== PROVIDED INFORMATION ==
-- Begin --

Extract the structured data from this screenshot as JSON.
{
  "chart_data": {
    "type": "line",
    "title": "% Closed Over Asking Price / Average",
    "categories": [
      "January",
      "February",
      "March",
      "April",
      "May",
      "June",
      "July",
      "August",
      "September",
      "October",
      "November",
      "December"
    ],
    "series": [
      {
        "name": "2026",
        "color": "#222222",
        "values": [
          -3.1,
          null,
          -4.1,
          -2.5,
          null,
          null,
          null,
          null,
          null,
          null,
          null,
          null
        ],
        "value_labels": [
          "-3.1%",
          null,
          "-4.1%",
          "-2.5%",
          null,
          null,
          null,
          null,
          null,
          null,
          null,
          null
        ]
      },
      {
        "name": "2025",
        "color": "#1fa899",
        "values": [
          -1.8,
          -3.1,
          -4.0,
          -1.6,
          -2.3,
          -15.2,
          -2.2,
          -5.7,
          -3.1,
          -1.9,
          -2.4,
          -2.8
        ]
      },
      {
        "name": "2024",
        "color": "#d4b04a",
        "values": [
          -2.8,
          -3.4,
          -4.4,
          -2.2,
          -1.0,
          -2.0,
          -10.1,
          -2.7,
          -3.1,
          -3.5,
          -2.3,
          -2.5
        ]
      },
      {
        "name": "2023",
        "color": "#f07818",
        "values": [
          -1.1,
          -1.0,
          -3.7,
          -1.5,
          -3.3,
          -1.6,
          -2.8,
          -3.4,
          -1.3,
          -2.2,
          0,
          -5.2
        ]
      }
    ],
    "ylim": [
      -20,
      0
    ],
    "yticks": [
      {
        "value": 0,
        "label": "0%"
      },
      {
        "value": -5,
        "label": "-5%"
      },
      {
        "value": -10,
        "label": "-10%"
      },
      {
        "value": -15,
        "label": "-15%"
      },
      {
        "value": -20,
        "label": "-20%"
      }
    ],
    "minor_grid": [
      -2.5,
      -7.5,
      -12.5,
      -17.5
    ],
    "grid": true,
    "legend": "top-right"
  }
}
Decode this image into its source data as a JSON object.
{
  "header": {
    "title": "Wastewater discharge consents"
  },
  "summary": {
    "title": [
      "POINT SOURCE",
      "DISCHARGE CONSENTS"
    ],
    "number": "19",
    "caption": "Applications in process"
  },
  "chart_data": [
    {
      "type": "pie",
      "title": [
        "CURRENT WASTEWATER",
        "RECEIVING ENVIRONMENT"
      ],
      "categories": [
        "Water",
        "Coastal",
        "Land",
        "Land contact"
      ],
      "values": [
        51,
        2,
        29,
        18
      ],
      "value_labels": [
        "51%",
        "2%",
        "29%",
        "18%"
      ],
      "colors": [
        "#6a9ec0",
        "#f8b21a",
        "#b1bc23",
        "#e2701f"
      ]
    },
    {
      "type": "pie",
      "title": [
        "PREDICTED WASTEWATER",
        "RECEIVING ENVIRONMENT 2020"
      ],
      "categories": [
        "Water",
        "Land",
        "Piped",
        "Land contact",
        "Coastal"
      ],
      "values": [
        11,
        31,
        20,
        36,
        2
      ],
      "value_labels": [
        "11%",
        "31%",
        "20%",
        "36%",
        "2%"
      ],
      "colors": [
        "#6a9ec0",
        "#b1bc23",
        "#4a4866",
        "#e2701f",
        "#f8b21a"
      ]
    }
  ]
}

-- End --

== WHAT IS REQUIRED ==
Write out again, unchanged, every line from the line containing "Decode this image" to the final line of the material above.

== CORRECT RESULT ==
Decode this image into its source data as a JSON object.
{
  "header": {
    "title": "Wastewater discharge consents"
  },
  "summary": {
    "title": [
      "POINT SOURCE",
      "DISCHARGE CONSENTS"
    ],
    "number": "19",
    "caption": "Applications in process"
  },
  "chart_data": [
    {
      "type": "pie",
      "title": [
        "CURRENT WASTEWATER",
        "RECEIVING ENVIRONMENT"
      ],
      "categories": [
        "Water",
        "Coastal",
        "Land",
        "Land contact"
      ],
      "values": [
        51,
        2,
        29,
        18
      ],
      "value_labels": [
        "51%",
        "2%",
        "29%",
        "18%"
      ],
      "colors": [
        "#6a9ec0",
        "#f8b21a",
        "#b1bc23",
        "#e2701f"
      ]
    },
    {
      "type": "pie",
      "title": [
        "PREDICTED WASTEWATER",
        "RECEIVING ENVIRONMENT 2020"
      ],
      "categories": [
        "Water",
        "Land",
        "Piped",
        "Land contact",
        "Coastal"
      ],
      "values": [
        11,
        31,
        20,
        36,
        2
      ],
      "value_labels": [
        "11%",
        "31%",
        "20%",
        "36%",
        "2%"
      ],
      "colors": [
        "#6a9ec0",
        "#b1bc23",
        "#4a4866",
        "#e2701f",
        "#f8b21a"
      ]
    }
  ]
}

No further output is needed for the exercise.